Task brief:
Pick every line from the data that holds the word "Dossier".

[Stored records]
--------------------
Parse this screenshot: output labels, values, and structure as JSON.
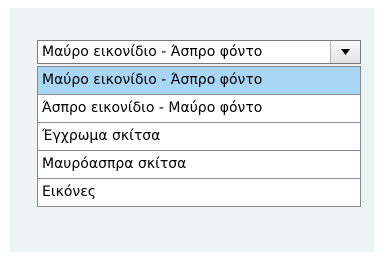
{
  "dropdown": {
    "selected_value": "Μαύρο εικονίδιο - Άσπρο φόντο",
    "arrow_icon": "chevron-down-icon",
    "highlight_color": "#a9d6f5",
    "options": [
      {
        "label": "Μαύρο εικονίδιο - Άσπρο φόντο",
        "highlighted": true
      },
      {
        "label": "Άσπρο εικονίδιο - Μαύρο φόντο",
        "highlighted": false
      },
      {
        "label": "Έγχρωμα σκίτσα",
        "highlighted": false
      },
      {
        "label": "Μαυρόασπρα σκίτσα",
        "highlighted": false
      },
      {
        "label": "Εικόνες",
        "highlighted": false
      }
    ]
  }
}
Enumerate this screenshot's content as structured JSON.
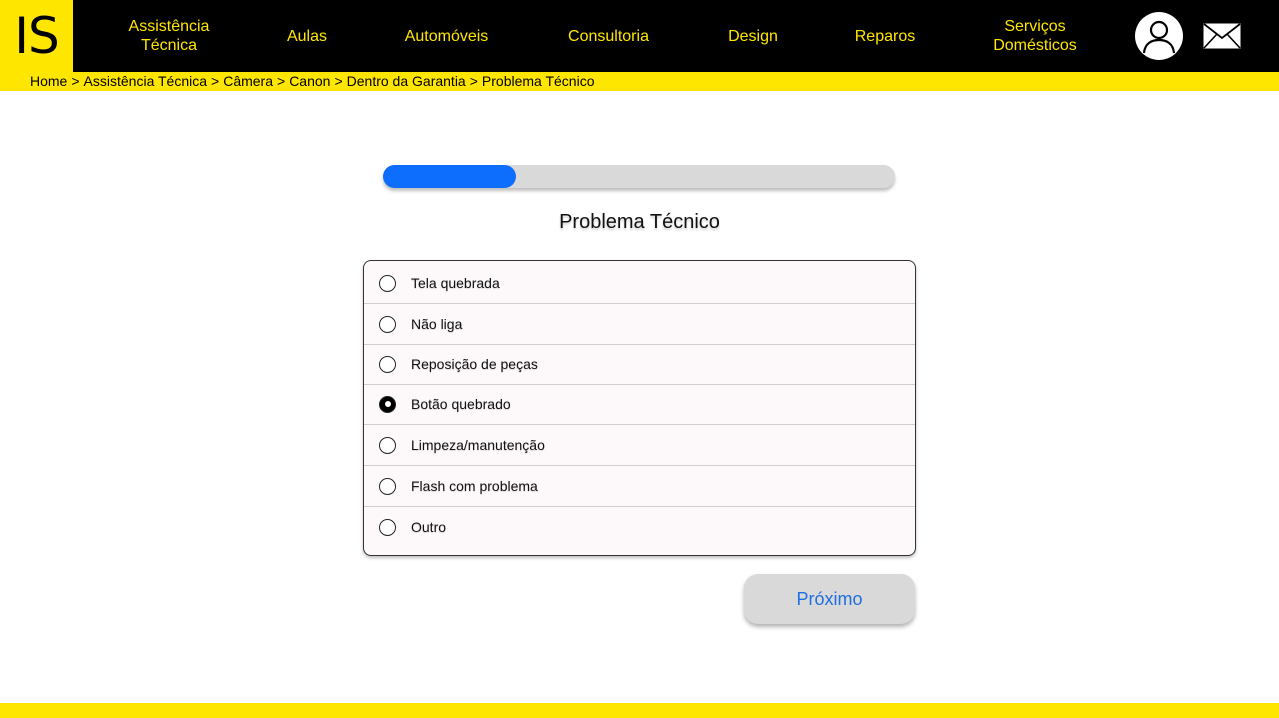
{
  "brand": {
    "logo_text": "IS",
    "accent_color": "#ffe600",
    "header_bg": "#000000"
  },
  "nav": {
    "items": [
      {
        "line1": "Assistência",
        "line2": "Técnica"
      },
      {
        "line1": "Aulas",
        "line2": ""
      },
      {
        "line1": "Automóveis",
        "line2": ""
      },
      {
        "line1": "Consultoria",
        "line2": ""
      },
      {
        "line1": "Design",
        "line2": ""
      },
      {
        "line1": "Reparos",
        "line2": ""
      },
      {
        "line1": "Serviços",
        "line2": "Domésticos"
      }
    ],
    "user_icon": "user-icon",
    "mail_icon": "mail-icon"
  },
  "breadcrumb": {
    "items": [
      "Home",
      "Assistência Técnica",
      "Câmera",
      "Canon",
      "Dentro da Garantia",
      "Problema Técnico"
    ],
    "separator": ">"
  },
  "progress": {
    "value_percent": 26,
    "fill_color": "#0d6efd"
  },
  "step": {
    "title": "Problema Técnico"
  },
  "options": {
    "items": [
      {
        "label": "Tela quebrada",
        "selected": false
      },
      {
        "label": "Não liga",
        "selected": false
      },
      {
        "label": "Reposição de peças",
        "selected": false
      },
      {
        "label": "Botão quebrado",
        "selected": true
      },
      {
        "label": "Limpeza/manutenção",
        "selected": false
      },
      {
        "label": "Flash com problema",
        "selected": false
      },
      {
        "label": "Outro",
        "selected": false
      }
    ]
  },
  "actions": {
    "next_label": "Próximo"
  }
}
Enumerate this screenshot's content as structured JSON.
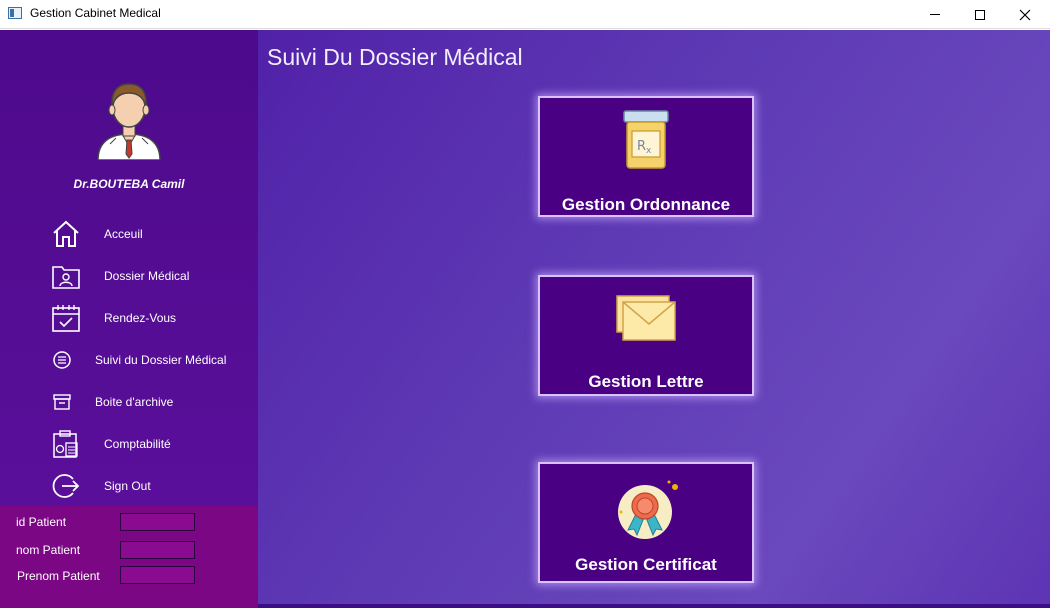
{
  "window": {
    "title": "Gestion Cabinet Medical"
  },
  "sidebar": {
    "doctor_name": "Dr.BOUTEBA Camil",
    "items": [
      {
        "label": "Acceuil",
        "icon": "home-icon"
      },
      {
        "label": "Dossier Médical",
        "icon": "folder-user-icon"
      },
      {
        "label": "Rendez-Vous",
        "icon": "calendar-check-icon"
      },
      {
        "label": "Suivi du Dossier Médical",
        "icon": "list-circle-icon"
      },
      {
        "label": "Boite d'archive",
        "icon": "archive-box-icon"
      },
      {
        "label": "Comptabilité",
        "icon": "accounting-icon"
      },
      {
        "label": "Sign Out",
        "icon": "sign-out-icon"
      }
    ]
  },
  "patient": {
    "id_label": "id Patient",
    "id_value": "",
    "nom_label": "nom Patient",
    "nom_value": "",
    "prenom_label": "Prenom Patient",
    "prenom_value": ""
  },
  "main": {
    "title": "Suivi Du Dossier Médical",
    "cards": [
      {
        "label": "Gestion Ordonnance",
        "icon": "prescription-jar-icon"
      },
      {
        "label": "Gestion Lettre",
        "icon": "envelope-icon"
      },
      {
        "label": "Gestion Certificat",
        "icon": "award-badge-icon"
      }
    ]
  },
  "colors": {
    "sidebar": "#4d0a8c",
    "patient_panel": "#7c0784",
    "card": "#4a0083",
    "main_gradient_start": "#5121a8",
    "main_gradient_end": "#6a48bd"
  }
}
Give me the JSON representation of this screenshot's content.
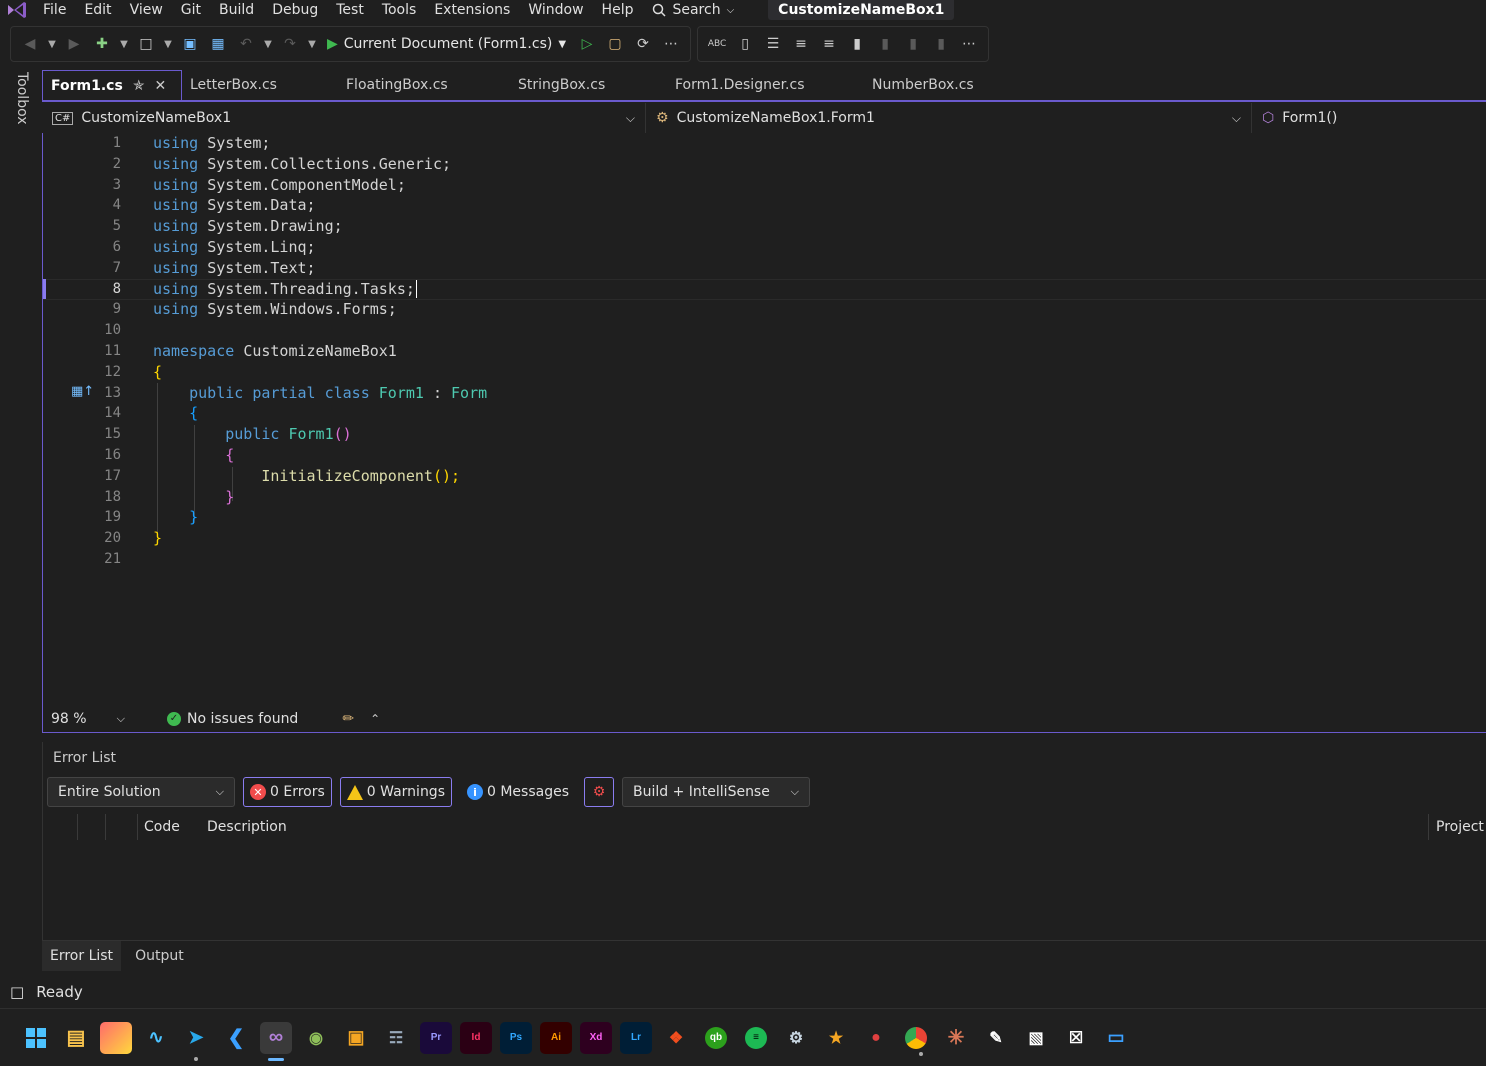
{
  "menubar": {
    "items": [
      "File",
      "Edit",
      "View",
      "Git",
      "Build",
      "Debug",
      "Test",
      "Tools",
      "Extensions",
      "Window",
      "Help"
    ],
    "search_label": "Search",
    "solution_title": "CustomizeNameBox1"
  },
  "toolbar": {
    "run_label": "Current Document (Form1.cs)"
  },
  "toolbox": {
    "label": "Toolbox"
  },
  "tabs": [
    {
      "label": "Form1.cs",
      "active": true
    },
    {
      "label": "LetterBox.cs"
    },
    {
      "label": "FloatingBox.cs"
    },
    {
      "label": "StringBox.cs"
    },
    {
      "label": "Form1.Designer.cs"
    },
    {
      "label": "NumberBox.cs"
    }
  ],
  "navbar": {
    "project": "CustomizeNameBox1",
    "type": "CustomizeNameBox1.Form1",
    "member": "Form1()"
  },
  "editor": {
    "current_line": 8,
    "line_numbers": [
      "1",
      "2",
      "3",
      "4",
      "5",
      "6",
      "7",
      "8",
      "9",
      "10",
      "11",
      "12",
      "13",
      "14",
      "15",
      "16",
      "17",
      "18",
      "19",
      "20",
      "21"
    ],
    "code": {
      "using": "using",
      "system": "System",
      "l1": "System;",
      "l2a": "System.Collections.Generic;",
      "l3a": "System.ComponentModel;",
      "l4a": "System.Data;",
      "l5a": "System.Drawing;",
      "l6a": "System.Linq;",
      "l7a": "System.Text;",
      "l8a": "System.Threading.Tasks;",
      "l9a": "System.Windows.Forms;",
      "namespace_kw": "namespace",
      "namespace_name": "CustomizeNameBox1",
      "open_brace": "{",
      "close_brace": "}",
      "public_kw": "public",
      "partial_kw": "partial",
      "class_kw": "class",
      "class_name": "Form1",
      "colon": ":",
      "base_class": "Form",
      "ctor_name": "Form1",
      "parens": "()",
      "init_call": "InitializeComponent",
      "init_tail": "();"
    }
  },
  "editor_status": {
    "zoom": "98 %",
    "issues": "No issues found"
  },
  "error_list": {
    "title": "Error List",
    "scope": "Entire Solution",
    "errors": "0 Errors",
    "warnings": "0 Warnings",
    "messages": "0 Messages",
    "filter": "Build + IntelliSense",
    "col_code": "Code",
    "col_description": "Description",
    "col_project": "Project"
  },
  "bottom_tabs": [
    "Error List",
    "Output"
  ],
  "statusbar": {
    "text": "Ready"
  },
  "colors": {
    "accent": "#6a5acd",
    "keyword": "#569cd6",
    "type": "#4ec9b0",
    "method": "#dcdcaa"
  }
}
--------------------
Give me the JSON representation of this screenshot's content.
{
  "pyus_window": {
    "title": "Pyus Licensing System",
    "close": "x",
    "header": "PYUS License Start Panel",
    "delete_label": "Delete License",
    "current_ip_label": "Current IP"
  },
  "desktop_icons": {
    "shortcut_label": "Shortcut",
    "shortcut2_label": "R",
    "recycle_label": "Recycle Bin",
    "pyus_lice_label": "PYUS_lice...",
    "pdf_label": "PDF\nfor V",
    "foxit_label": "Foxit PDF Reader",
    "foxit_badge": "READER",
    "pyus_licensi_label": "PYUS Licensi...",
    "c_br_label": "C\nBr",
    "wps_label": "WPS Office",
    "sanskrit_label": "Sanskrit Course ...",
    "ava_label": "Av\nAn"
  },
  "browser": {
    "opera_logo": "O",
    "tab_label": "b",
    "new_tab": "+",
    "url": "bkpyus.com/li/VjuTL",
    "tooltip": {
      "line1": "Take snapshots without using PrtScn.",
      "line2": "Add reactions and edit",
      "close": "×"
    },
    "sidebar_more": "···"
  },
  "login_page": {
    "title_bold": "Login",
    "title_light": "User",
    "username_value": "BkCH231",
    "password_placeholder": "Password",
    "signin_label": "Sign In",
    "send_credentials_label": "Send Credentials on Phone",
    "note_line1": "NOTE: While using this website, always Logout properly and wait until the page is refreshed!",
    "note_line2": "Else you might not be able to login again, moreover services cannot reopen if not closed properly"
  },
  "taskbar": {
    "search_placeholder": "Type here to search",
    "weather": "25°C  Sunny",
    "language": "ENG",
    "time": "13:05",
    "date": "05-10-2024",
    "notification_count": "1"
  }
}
--------------------
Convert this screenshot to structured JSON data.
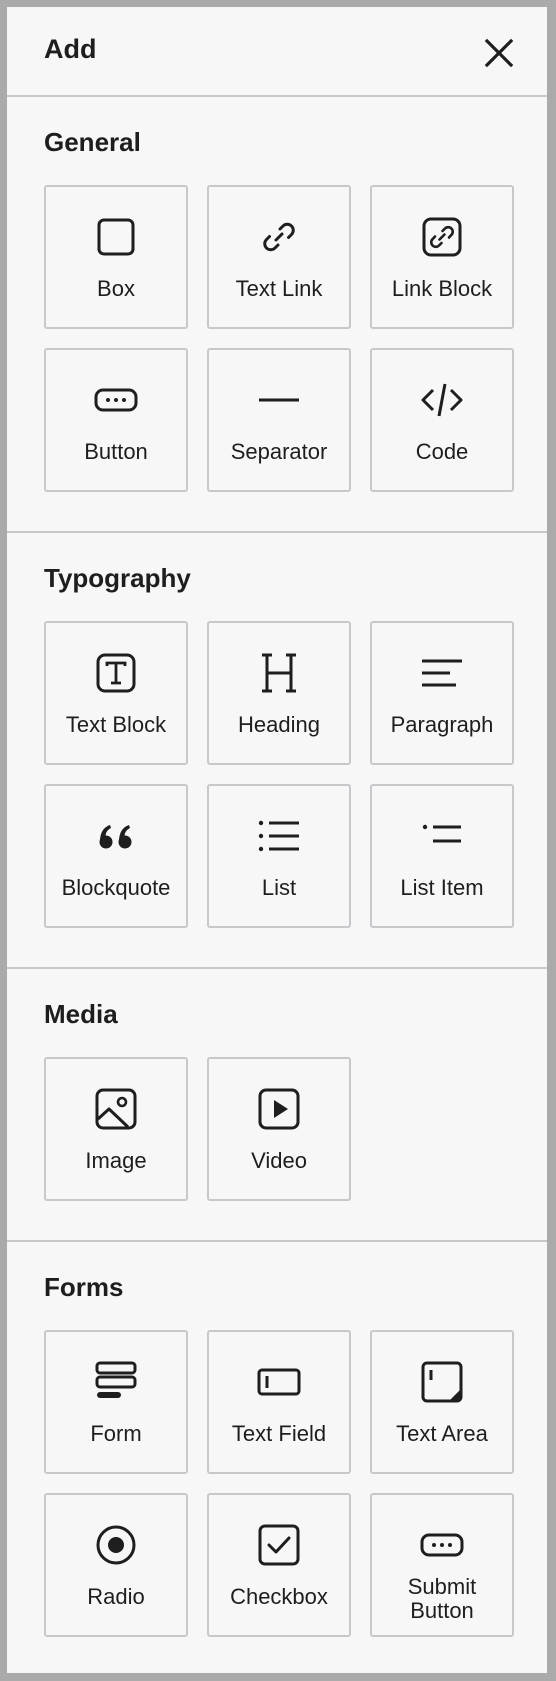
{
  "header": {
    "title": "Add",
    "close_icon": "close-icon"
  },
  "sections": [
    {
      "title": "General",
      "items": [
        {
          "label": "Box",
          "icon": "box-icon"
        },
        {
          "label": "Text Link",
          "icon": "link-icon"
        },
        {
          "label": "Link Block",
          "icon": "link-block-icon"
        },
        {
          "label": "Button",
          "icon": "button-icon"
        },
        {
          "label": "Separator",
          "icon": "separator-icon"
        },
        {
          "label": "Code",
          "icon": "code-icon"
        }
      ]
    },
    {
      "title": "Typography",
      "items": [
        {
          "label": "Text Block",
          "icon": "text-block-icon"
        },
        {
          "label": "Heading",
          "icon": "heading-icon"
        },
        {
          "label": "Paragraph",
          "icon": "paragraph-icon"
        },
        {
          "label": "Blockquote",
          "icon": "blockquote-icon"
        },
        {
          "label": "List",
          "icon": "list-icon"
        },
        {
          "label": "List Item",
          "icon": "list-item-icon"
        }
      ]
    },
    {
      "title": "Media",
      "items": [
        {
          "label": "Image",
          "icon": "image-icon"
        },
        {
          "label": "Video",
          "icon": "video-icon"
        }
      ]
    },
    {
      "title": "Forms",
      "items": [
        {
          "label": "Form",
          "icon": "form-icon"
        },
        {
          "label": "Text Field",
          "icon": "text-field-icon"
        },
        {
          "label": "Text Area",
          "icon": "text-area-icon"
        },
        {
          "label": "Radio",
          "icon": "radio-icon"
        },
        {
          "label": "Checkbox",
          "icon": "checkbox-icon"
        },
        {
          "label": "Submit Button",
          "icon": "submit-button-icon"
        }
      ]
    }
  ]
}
--------------------
Result for this exercise:
        "label": "Dossier Médical",
        "label": "Suivi du Dossier Médical",
    "title": "Suivi Du Dossier Médical",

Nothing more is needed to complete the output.